Report how many lines include the word "быть", and nothing besides that number.

### Entries shown
......
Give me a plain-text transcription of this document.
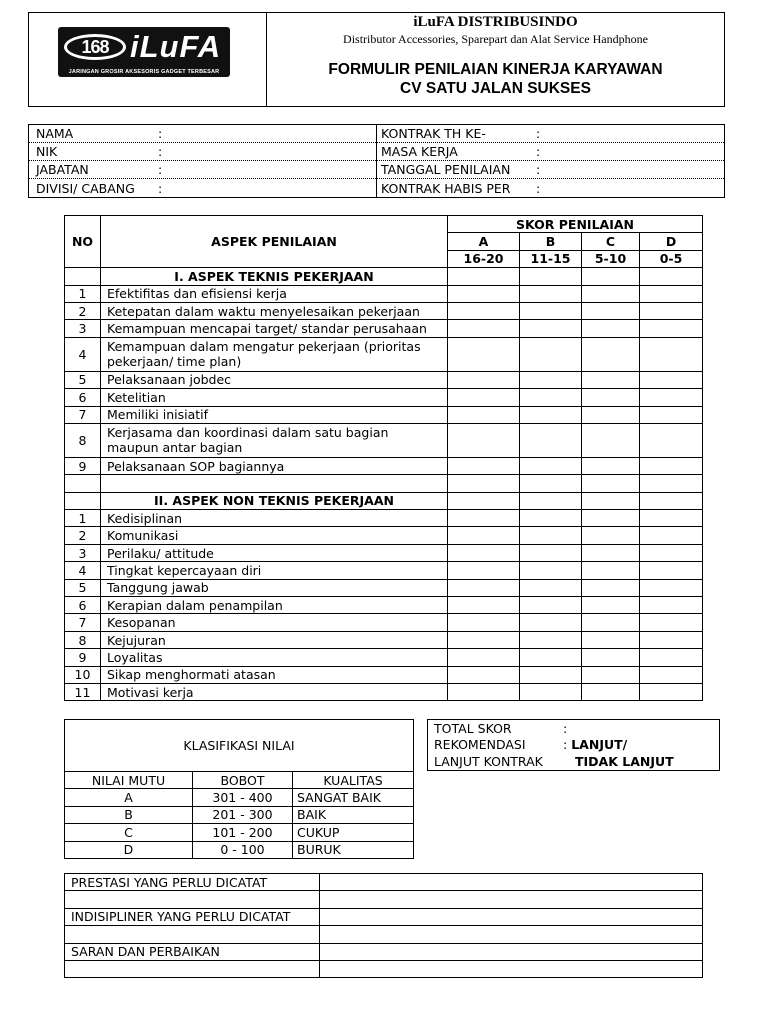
168 iLuFA
JARINGAN GROSIR AKSESORIS GADGET TERBESAR
iLuFA DISTRIBUSINDO
Distributor Accessories, Sparepart dan Alat Service Handphone
FORMULIR PENILAIAN KINERJA KARYAWAN
CV SATU JALAN SUKSES
NAMA	:
NIK	:
JABATAN	:
DIVISI/ CABANG	:
KONTRAK TH KE-	:
MASA KERJA	:
TANGGAL PENILAIAN	:
KONTRAK HABIS PER	:
NO	ASPEK PENILAIAN	SKOR PENILAIAN			
		A	B	C	D
		16-20	11-15	5-10	0-5
	I. ASPEK TEKNIS PEKERJAAN				
1	Efektifitas dan efisiensi kerja				
2	Ketepatan dalam waktu menyelesaikan pekerjaan				
3	Kemampuan mencapai target/ standar perusahaan				
4	Kemampuan dalam mengatur pekerjaan (prioritas pekerjaan/ time plan)				
5	Pelaksanaan jobdec				
6	Ketelitian				
7	Memiliki inisiatif				
8	Kerjasama dan koordinasi dalam satu bagian maupun antar bagian				
9	Pelaksanaan SOP bagiannya				

	II. ASPEK NON TEKNIS PEKERJAAN				
1	Kedisiplinan				
2	Komunikasi				
3	Perilaku/ attitude				
4	Tingkat kepercayaan diri				
5	Tanggung jawab				
6	Kerapian dalam penampilan				
7	Kesopanan				
8	Kejujuran				
9	Loyalitas				
10	Sikap menghormati atasan				
11	Motivasi kerja				
KLASIFIKASI NILAI		
NILAI MUTU	BOBOT	KUALITAS
A	301 - 400	SANGAT BAIK
B	201 - 300	BAIK
C	101 - 200	CUKUP
D	0 - 100	BURUK
TOTAL SKOR	:
REKOMENDASI	: LANJUT/
LANJUT KONTRAK	TIDAK LANJUT
PRESTASI YANG PERLU DICATAT	

INDISIPLINER YANG PERLU DICATAT	

SARAN DAN PERBAIKAN	
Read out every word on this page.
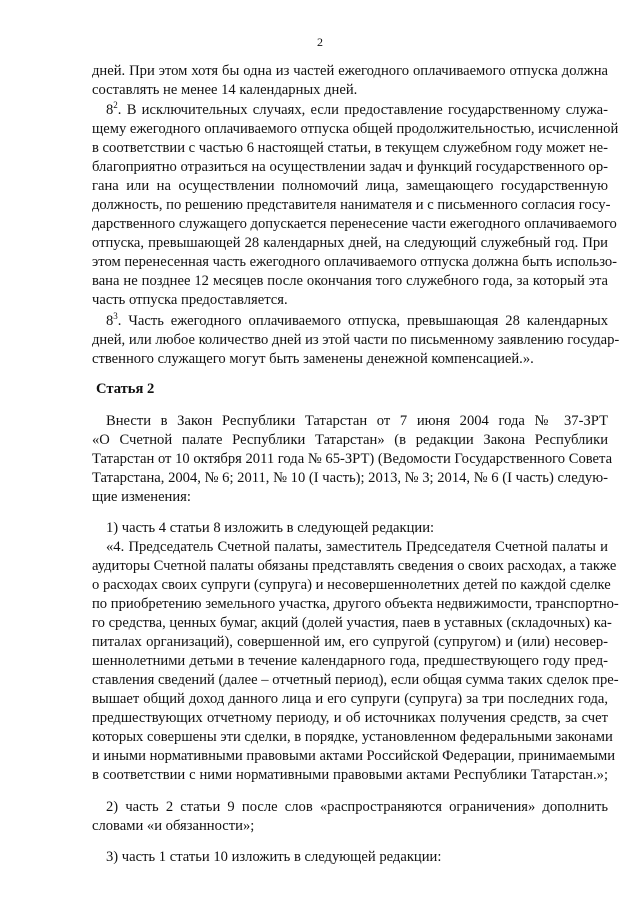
2
дней. При этом хотя бы одна из частей ежегодного оплачиваемого отпуска должна
составлять не менее 14 календарных дней.
$8^2$. В исключительных случаях, если предоставление государственному служа-
щему ежегодного оплачиваемого отпуска общей продолжительностью, исчисленной
в соответствии с частью 6 настоящей статьи, в текущем служебном году может не-
благоприятно отразиться на осуществлении задач и функций государственного ор-
гана или на осуществлении полномочий лица, замещающего государственную
должность, по решению представителя нанимателя и с письменного согласия госу-
дарственного служащего допускается перенесение части ежегодного оплачиваемого
отпуска, превышающей 28 календарных дней, на следующий служебный год. При
этом перенесенная часть ежегодного оплачиваемого отпуска должна быть использо-
вана не позднее 12 месяцев после окончания того служебного года, за который эта
часть отпуска предоставляется.
$8^3$. Часть ежегодного оплачиваемого отпуска, превышающая 28 календарных
дней, или любое количество дней из этой части по письменному заявлению государ-
ственного служащего могут быть заменены денежной компенсацией.».
Статья 2
Внести в Закон Республики Татарстан от 7 июня 2004 года № 37-ЗРТ
«О Счетной палате Республики Татарстан» (в редакции Закона Республики
Татарстан от 10 октября 2011 года № 65-ЗРТ) (Ведомости Государственного Совета
Татарстана, 2004, № 6; 2011, № 10 (I часть); 2013, № 3; 2014, № 6 (I часть) следую-
щие изменения:
1) часть 4 статьи 8 изложить в следующей редакции:
«4. Председатель Счетной палаты, заместитель Председателя Счетной палаты и
аудиторы Счетной палаты обязаны представлять сведения о своих расходах, а также
о расходах своих супруги (супруга) и несовершеннолетних детей по каждой сделке
по приобретению земельного участка, другого объекта недвижимости, транспортно-
го средства, ценных бумаг, акций (долей участия, паев в уставных (складочных) ка-
питалах организаций), совершенной им, его супругой (супругом) и (или) несовер-
шеннолетними детьми в течение календарного года, предшествующего году пред-
ставления сведений (далее – отчетный период), если общая сумма таких сделок пре-
вышает общий доход данного лица и его супруги (супруга) за три последних года,
предшествующих отчетному периоду, и об источниках получения средств, за счет
которых совершены эти сделки, в порядке, установленном федеральными законами
и иными нормативными правовыми актами Российской Федерации, принимаемыми
в соответствии с ними нормативными правовыми актами Республики Татарстан.»;
2) часть 2 статьи 9 после слов «распространяются ограничения» дополнить
словами «и обязанности»;
3) часть 1 статьи 10 изложить в следующей редакции:
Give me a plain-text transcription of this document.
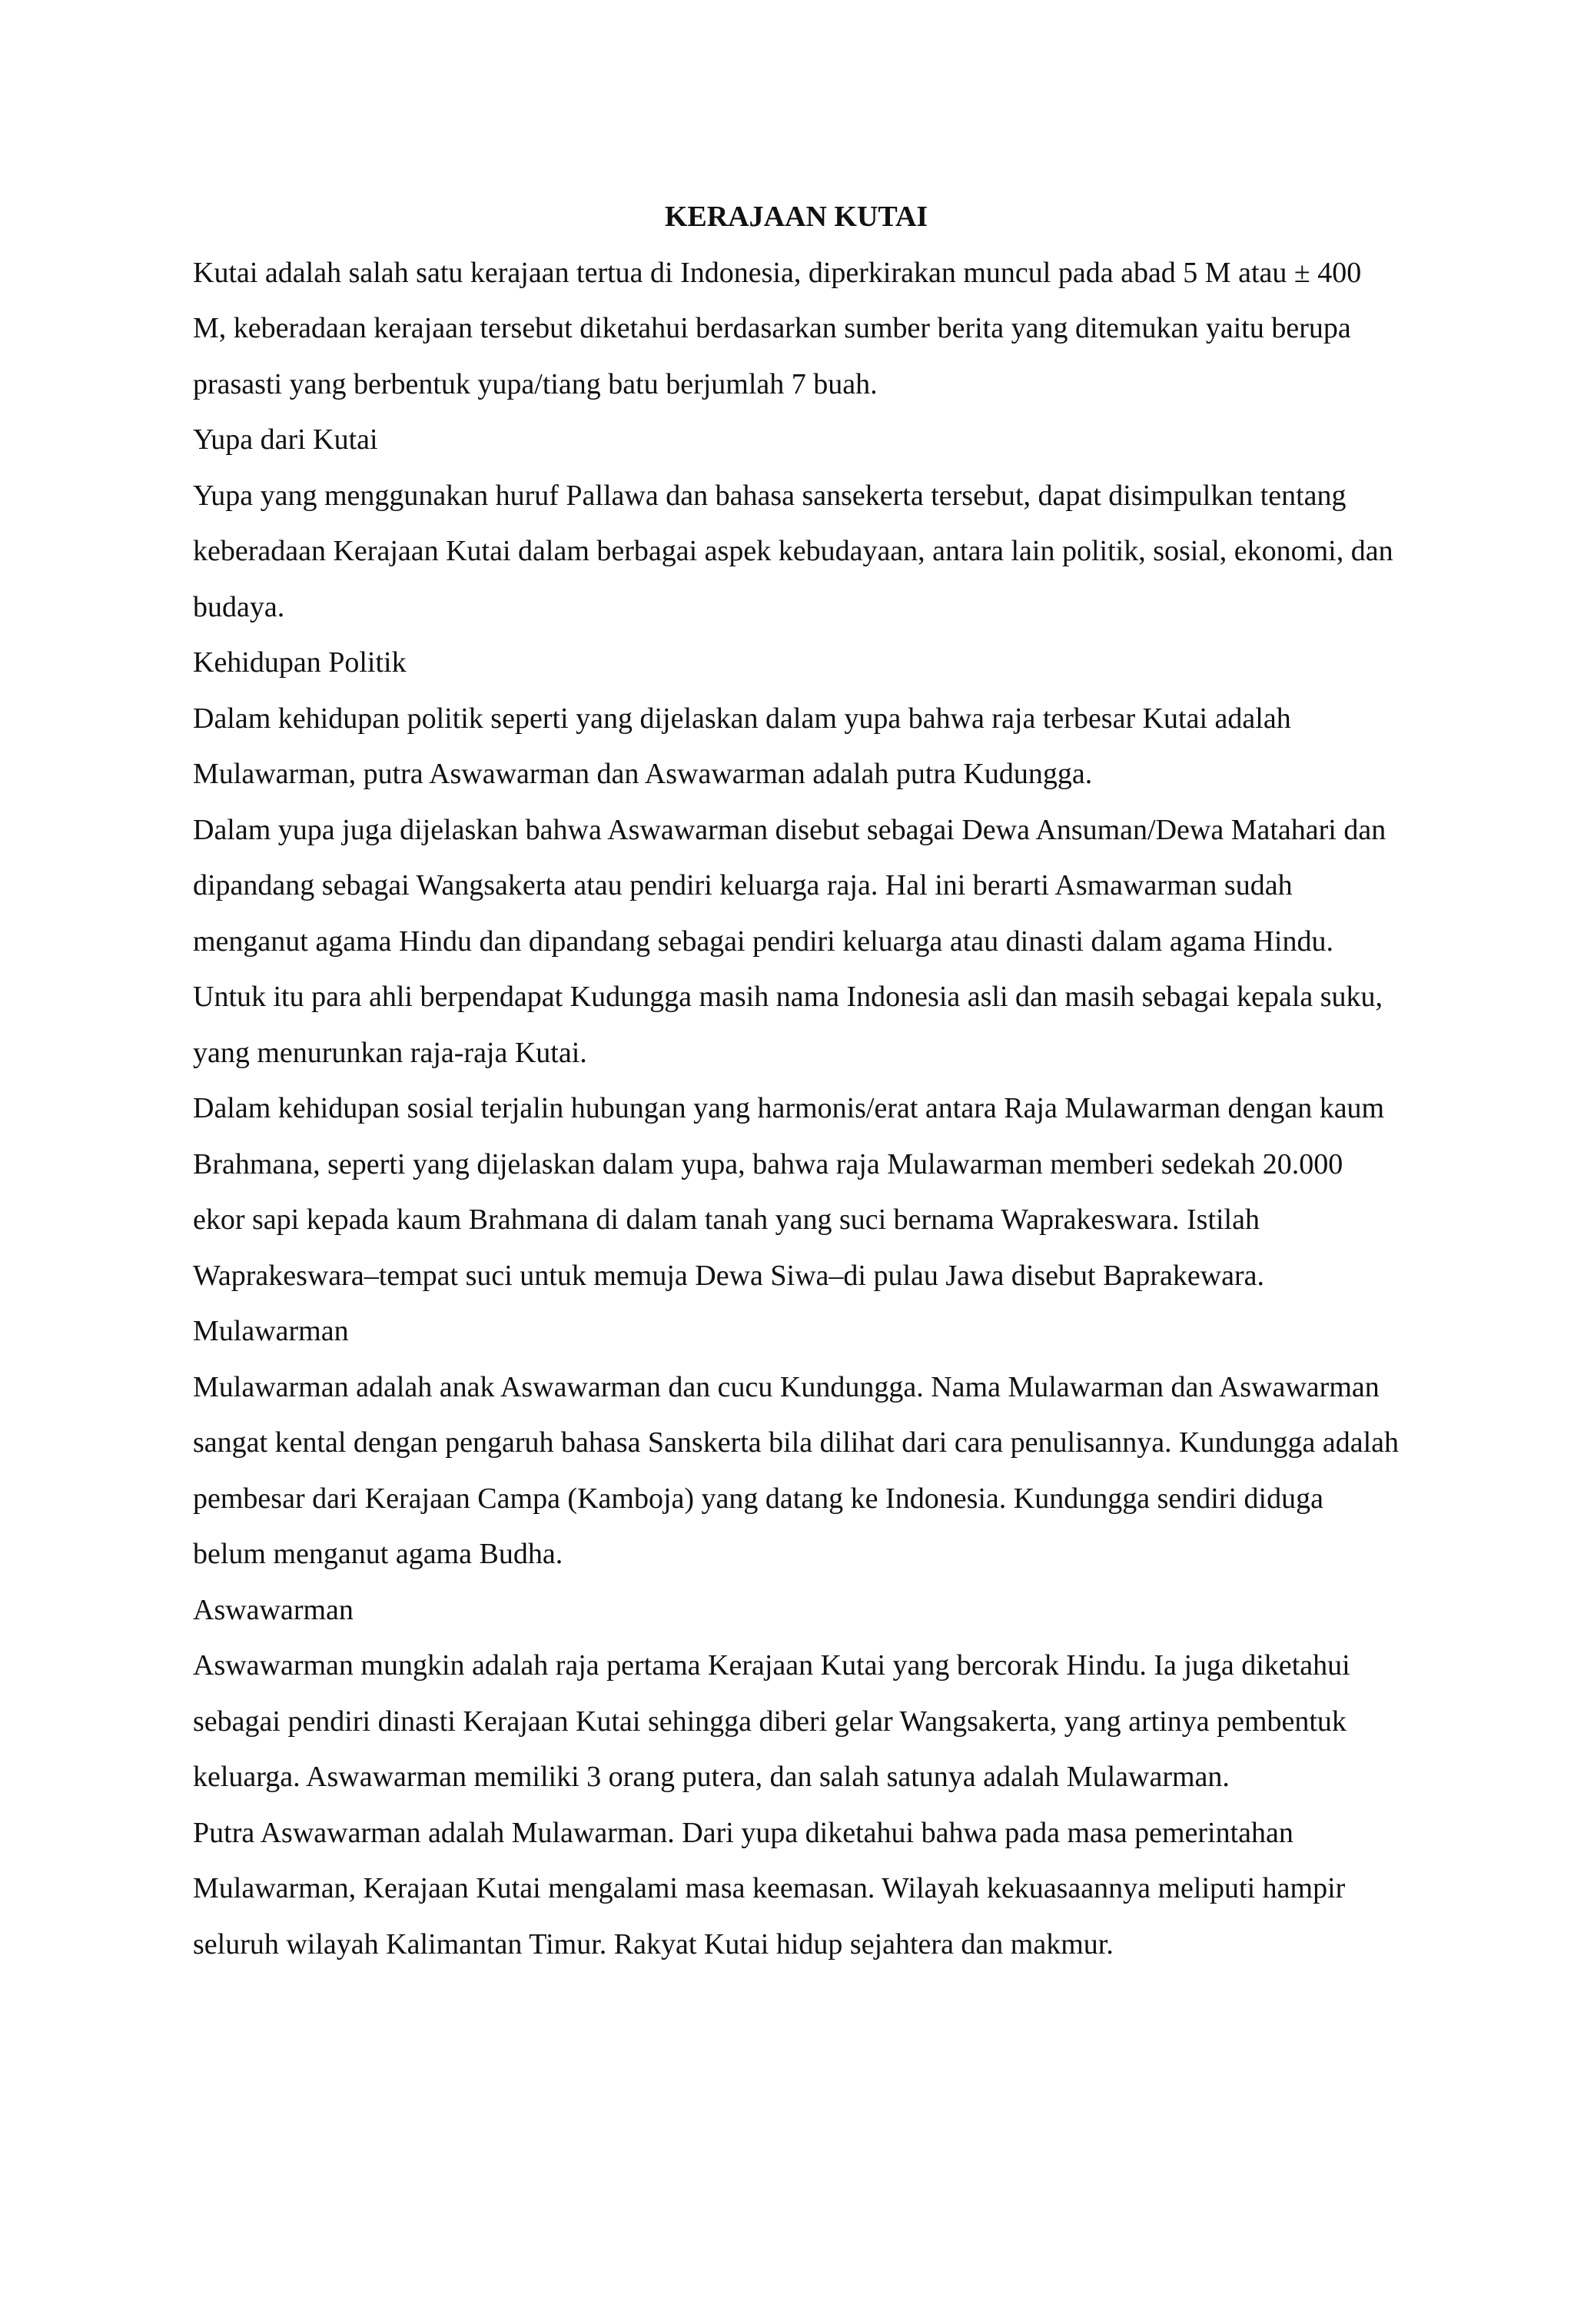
KERAJAAN KUTAI

Kutai adalah salah satu kerajaan tertua di Indonesia, diperkirakan muncul pada abad 5 M atau ± 400 M, keberadaan kerajaan tersebut diketahui berdasarkan sumber berita yang ditemukan yaitu berupa prasasti yang berbentuk yupa/tiang batu berjumlah 7 buah.

Yupa dari Kutai

Yupa yang menggunakan huruf Pallawa dan bahasa sansekerta tersebut, dapat disimpulkan tentang keberadaan Kerajaan Kutai dalam berbagai aspek kebudayaan, antara lain politik, sosial, ekonomi, dan budaya.

Kehidupan Politik

Dalam kehidupan politik seperti yang dijelaskan dalam yupa bahwa raja terbesar Kutai adalah Mulawarman, putra Aswawarman dan Aswawarman adalah putra Kudungga.

Dalam yupa juga dijelaskan bahwa Aswawarman disebut sebagai Dewa Ansuman/Dewa Matahari dan dipandang sebagai Wangsakerta atau pendiri keluarga raja. Hal ini berarti Asmawarman sudah menganut agama Hindu dan dipandang sebagai pendiri keluarga atau dinasti dalam agama Hindu. Untuk itu para ahli berpendapat Kudungga masih nama Indonesia asli dan masih sebagai kepala suku, yang menurunkan raja-raja Kutai.

Dalam kehidupan sosial terjalin hubungan yang harmonis/erat antara Raja Mulawarman dengan kaum Brahmana, seperti yang dijelaskan dalam yupa, bahwa raja Mulawarman memberi sedekah 20.000 ekor sapi kepada kaum Brahmana di dalam tanah yang suci bernama Waprakeswara. Istilah Waprakeswara–tempat suci untuk memuja Dewa Siwa–di pulau Jawa disebut Baprakewara.

Mulawarman

Mulawarman adalah anak Aswawarman dan cucu Kundungga. Nama Mulawarman dan Aswawarman sangat kental dengan pengaruh bahasa Sanskerta bila dilihat dari cara penulisannya. Kundungga adalah pembesar dari Kerajaan Campa (Kamboja) yang datang ke Indonesia. Kundungga sendiri diduga belum menganut agama Budha.

Aswawarman

Aswawarman mungkin adalah raja pertama Kerajaan Kutai yang bercorak Hindu. Ia juga diketahui sebagai pendiri dinasti Kerajaan Kutai sehingga diberi gelar Wangsakerta, yang artinya pembentuk keluarga. Aswawarman memiliki 3 orang putera, dan salah satunya adalah Mulawarman.

Putra Aswawarman adalah Mulawarman. Dari yupa diketahui bahwa pada masa pemerintahan Mulawarman, Kerajaan Kutai mengalami masa keemasan. Wilayah kekuasaannya meliputi hampir seluruh wilayah Kalimantan Timur. Rakyat Kutai hidup sejahtera dan makmur.
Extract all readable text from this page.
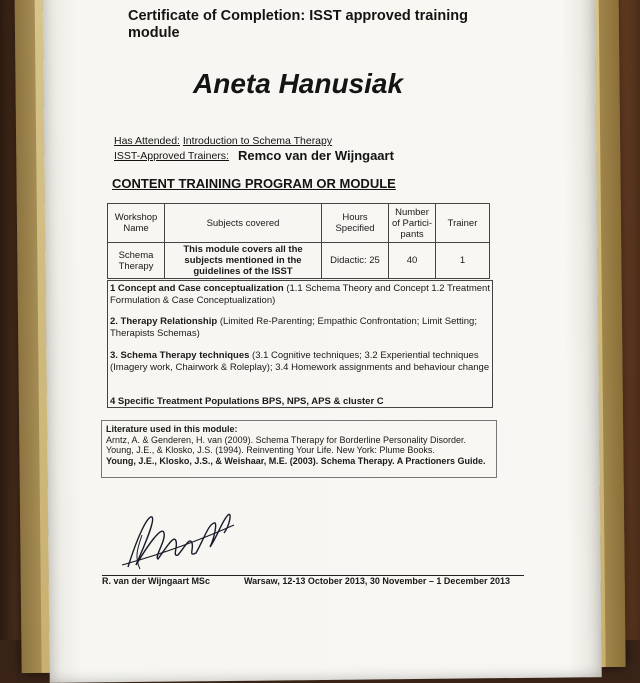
Certificate of Completion: ISST approved training
module
Aneta Hanusiak
Has Attended: Introduction to Schema Therapy
ISST-Approved Trainers: Remco van der Wijngaart
CONTENT TRAINING PROGRAM OR MODULE
Workshop Name	Subjects covered	Hours Specified	Number of Partici-pants	Trainer
Schema Therapy	This module covers all the subjects mentioned in the guidelines of the ISST	Didactic: 25	40	1
1 Concept and Case conceptualization (1.1 Schema Theory and Concept 1.2 Treatment Formulation & Case Conceptualization)
2. Therapy Relationship (Limited Re-Parenting; Empathic Confrontation; Limit Setting; Therapists Schemas)
3. Schema Therapy techniques (3.1 Cognitive techniques; 3.2 Experiential techniques (Imagery work, Chairwork & Roleplay); 3.4 Homework assignments and behaviour change
4 Specific Treatment Populations BPS, NPS, APS & cluster C
Literature used in this module:
Arntz, A. & Genderen, H. van (2009). Schema Therapy for Borderline Personality Disorder.
Young, J.E., & Klosko, J.S. (1994). Reinventing Your Life. New York: Plume Books.
Young, J.E., Klosko, J.S., & Weishaar, M.E. (2003). Schema Therapy. A Practioners Guide.
R. van der Wijngaart MSc	Warsaw, 12-13 October 2013, 30 November – 1 December 2013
......
### Correct result
2